**What is being asked**
Take the records underneath and set them down exactly.

=== Dataset excerpts ===

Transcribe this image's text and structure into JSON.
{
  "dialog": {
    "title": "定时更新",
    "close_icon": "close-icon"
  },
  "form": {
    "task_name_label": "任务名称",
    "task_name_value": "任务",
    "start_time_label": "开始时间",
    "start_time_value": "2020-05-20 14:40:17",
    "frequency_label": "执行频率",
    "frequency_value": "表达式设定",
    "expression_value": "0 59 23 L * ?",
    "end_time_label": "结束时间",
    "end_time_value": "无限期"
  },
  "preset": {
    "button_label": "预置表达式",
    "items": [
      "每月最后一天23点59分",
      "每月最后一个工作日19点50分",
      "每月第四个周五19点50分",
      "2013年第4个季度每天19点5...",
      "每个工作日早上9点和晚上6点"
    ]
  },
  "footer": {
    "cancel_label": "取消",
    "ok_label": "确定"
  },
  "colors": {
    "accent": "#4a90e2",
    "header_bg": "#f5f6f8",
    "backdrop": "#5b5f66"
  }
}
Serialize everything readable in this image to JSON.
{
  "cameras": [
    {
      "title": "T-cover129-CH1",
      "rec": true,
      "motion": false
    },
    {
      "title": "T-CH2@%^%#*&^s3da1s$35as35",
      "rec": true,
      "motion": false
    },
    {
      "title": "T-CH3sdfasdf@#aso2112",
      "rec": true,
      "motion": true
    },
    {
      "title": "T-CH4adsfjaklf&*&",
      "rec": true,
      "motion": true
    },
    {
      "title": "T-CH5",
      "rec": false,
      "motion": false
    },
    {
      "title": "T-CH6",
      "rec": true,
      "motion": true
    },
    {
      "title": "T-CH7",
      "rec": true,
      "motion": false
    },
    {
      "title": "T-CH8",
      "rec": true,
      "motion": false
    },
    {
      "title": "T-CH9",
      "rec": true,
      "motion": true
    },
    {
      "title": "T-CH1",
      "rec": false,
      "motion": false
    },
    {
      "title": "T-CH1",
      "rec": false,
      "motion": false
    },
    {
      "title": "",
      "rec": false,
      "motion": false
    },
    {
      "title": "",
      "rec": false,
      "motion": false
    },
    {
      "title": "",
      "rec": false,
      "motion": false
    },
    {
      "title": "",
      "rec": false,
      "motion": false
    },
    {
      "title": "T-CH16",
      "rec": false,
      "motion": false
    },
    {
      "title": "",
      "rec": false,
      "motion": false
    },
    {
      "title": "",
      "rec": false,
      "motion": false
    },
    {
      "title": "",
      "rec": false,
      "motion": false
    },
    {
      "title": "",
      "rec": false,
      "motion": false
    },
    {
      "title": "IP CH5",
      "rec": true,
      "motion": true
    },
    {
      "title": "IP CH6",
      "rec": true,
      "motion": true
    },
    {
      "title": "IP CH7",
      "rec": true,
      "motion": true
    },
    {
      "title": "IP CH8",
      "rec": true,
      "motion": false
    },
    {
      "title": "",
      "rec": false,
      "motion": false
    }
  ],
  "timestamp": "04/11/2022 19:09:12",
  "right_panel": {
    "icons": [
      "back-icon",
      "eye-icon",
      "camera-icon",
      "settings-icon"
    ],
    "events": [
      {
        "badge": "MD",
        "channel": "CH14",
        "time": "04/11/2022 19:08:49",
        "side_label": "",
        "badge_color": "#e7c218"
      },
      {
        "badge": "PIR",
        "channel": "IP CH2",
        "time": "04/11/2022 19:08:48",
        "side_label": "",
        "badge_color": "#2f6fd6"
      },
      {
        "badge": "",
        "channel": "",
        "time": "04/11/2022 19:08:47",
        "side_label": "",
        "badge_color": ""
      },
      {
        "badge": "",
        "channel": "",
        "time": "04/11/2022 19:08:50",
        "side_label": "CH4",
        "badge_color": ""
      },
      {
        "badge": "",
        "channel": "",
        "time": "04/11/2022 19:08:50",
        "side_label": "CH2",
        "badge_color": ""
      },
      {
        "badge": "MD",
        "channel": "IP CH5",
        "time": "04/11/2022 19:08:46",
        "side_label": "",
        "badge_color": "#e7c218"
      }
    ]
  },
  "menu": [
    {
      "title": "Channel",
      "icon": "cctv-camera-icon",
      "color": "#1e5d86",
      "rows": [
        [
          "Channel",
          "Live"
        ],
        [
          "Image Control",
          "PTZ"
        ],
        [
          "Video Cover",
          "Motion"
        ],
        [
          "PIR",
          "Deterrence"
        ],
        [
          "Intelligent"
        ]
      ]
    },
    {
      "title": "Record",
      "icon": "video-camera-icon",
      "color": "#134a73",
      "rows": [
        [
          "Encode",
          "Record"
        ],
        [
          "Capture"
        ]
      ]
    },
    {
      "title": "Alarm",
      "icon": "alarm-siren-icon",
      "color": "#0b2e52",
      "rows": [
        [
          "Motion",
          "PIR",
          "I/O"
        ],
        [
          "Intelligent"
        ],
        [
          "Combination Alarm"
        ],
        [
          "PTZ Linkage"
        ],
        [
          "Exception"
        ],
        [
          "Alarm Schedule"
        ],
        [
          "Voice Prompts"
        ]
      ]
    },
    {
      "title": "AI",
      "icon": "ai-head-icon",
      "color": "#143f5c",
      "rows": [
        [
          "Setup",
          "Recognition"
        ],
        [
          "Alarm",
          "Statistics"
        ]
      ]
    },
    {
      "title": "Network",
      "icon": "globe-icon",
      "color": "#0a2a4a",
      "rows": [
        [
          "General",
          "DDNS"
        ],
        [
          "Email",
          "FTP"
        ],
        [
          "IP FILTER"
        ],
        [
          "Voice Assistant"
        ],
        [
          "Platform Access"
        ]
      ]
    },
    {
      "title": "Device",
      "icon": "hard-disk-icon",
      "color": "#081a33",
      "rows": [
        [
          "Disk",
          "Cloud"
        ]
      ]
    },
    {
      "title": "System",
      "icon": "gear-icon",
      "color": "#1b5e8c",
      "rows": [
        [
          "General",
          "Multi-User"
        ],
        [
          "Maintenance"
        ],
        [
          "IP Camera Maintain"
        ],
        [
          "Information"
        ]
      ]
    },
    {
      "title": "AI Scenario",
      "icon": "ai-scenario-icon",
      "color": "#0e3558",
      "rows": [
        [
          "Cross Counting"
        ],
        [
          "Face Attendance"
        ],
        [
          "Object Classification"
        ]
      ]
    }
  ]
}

===

**Output for this exercise**
Transcribe this image's text and structure into JSON.
{
  "dialog": {
    "title": "定时更新",
    "close_icon": "close-icon"
  },
  "form": {
    "task_name_label": "任务名称",
    "task_name_value": "任务",
    "start_time_label": "开始时间",
    "start_time_value": "2020-05-20 14:40:17",
    "frequency_label": "执行频率",
    "frequency_value": "表达式设定",
    "expression_value": "0 59 23 L * ?",
    "end_time_label": "结束时间",
    "end_time_value": "无限期"
  },
  "preset": {
    "button_label": "预置表达式",
    "items": [
      "每月最后一天23点59分",
      "每月最后一个工作日19点50分",
      "每月第四个周五19点50分",
      "2013年第4个季度每天19点5...",
      "每个工作日早上9点和晚上6点"
    ]
  },
  "footer": {
    "cancel_label": "取消",
    "ok_label": "确定"
  },
  "colors": {
    "accent": "#4a90e2",
    "header_bg": "#f5f6f8",
    "backdrop": "#5b5f66"
  }
}
Serialize everything readable in this image to JSON.
{
  "cameras": [
    {
      "title": "T-cover129-CH1",
      "rec": true,
      "motion": false
    },
    {
      "title": "T-CH2@%^%#*&^s3da1s$35as35",
      "rec": true,
      "motion": false
    },
    {
      "title": "T-CH3sdfasdf@#aso2112",
      "rec": true,
      "motion": true
    },
    {
      "title": "T-CH4adsfjaklf&*&",
      "rec": true,
      "motion": true
    },
    {
      "title": "T-CH5",
      "rec": false,
      "motion": false
    },
    {
      "title": "T-CH6",
      "rec": true,
      "motion": true
    },
    {
      "title": "T-CH7",
      "rec": true,
      "motion": false
    },
    {
      "title": "T-CH8",
      "rec": true,
      "motion": false
    },
    {
      "title": "T-CH9",
      "rec": true,
      "motion": true
    },
    {
      "title": "T-CH1",
      "rec": false,
      "motion": false
    },
    {
      "title": "T-CH1",
      "rec": false,
      "motion": false
    },
    {
      "title": "",
      "rec": false,
      "motion": false
    },
    {
      "title": "",
      "rec": false,
      "motion": false
    },
    {
      "title": "",
      "rec": false,
      "motion": false
    },
    {
      "title": "",
      "rec": false,
      "motion": false
    },
    {
      "title": "T-CH16",
      "rec": false,
      "motion": false
    },
    {
      "title": "",
      "rec": false,
      "motion": false
    },
    {
      "title": "",
      "rec": false,
      "motion": false
    },
    {
      "title": "",
      "rec": false,
      "motion": false
    },
    {
      "title": "",
      "rec": false,
      "motion": false
    },
    {
      "title": "IP CH5",
      "rec": true,
      "motion": true
    },
    {
      "title": "IP CH6",
      "rec": true,
      "motion": true
    },
    {
      "title": "IP CH7",
      "rec": true,
      "motion": true
    },
    {
      "title": "IP CH8",
      "rec": true,
      "motion": false
    },
    {
      "title": "",
      "rec": false,
      "motion": false
    }
  ],
  "timestamp": "04/11/2022 19:09:12",
  "right_panel": {
    "icons": [
      "back-icon",
      "eye-icon",
      "camera-icon",
      "settings-icon"
    ],
    "events": [
      {
        "badge": "MD",
        "channel": "CH14",
        "time": "04/11/2022 19:08:49",
        "side_label": "",
        "badge_color": "#e7c218"
      },
      {
        "badge": "PIR",
        "channel": "IP CH2",
        "time": "04/11/2022 19:08:48",
        "side_label": "",
        "badge_color": "#2f6fd6"
      },
      {
        "badge": "",
        "channel": "",
        "time": "04/11/2022 19:08:47",
        "side_label": "",
        "badge_color": ""
      },
      {
        "badge": "",
        "channel": "",
        "time": "04/11/2022 19:08:50",
        "side_label": "CH4",
        "badge_color": ""
      },
      {
        "badge": "",
        "channel": "",
        "time": "04/11/2022 19:08:50",
        "side_label": "CH2",
        "badge_color": ""
      },
      {
        "badge": "MD",
        "channel": "IP CH5",
        "time": "04/11/2022 19:08:46",
        "side_label": "",
        "badge_color": "#e7c218"
      }
    ]
  },
  "menu": [
    {
      "title": "Channel",
      "icon": "cctv-camera-icon",
      "color": "#1e5d86",
      "rows": [
        [
          "Channel",
          "Live"
        ],
        [
          "Image Control",
          "PTZ"
        ],
        [
          "Video Cover",
          "Motion"
        ],
        [
          "PIR",
          "Deterrence"
        ],
        [
          "Intelligent"
        ]
      ]
    },
    {
      "title": "Record",
      "icon": "video-camera-icon",
      "color": "#134a73",
      "rows": [
        [
          "Encode",
          "Record"
        ],
        [
          "Capture"
        ]
      ]
    },
    {
      "title": "Alarm",
      "icon": "alarm-siren-icon",
      "color": "#0b2e52",
      "rows": [
        [
          "Motion",
          "PIR",
          "I/O"
        ],
        [
          "Intelligent"
        ],
        [
          "Combination Alarm"
        ],
        [
          "PTZ Linkage"
        ],
        [
          "Exception"
        ],
        [
          "Alarm Schedule"
        ],
        [
          "Voice Prompts"
        ]
      ]
    },
    {
      "title": "AI",
      "icon": "ai-head-icon",
      "color": "#143f5c",
      "rows": [
        [
          "Setup",
          "Recognition"
        ],
        [
          "Alarm",
          "Statistics"
        ]
      ]
    },
    {
      "title": "Network",
      "icon": "globe-icon",
      "color": "#0a2a4a",
      "rows": [
        [
          "General",
          "DDNS"
        ],
        [
          "Email",
          "FTP"
        ],
        [
          "IP FILTER"
        ],
        [
          "Voice Assistant"
        ],
        [
          "Platform Access"
        ]
      ]
    },
    {
      "title": "Device",
      "icon": "hard-disk-icon",
      "color": "#081a33",
      "rows": [
        [
          "Disk",
          "Cloud"
        ]
      ]
    },
    {
      "title": "System",
      "icon": "gear-icon",
      "color": "#1b5e8c",
      "rows": [
        [
          "General",
          "Multi-User"
        ],
        [
          "Maintenance"
        ],
        [
          "IP Camera Maintain"
        ],
        [
          "Information"
        ]
      ]
    },
    {
      "title": "AI Scenario",
      "icon": "ai-scenario-icon",
      "color": "#0e3558",
      "rows": [
        [
          "Cross Counting"
        ],
        [
          "Face Attendance"
        ],
        [
          "Object Classification"
        ]
      ]
    }
  ]
}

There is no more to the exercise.